Task instructions
Filter the listing below, copying every line in which the word "name" appears.

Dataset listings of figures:
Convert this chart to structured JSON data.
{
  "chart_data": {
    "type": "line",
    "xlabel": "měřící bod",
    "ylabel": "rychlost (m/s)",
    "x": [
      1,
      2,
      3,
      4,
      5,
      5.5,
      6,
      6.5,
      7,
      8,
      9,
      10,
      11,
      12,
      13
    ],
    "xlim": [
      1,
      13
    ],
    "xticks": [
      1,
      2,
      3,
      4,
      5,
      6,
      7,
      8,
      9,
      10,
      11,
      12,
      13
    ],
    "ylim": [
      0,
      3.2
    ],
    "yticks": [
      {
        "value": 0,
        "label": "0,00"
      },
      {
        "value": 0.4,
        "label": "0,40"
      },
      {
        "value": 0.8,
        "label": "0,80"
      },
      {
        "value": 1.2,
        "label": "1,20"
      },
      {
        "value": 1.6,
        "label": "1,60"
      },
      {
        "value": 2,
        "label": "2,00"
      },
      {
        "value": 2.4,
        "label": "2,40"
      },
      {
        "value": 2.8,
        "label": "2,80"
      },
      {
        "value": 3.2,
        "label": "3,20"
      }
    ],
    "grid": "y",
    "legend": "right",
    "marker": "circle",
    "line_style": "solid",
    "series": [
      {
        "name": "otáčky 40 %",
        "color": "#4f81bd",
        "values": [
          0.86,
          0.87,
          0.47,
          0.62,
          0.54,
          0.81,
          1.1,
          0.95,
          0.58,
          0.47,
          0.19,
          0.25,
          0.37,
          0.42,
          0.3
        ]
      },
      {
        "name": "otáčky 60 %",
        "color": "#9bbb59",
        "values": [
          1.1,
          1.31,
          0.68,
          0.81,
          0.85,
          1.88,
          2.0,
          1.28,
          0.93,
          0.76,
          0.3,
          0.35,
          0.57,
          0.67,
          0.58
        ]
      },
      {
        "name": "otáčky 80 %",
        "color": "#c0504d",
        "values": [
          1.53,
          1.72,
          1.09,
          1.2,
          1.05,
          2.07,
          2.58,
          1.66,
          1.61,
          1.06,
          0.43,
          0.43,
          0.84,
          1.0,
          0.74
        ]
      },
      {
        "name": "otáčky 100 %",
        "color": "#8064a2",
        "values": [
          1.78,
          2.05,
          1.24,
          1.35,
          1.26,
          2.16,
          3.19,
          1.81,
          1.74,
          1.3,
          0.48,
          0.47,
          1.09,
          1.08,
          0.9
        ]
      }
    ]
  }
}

Completed task
        "name": "otáčky 40 %",
        "name": "otáčky 60 %",
        "name": "otáčky 80 %",
        "name": "otáčky 100 %",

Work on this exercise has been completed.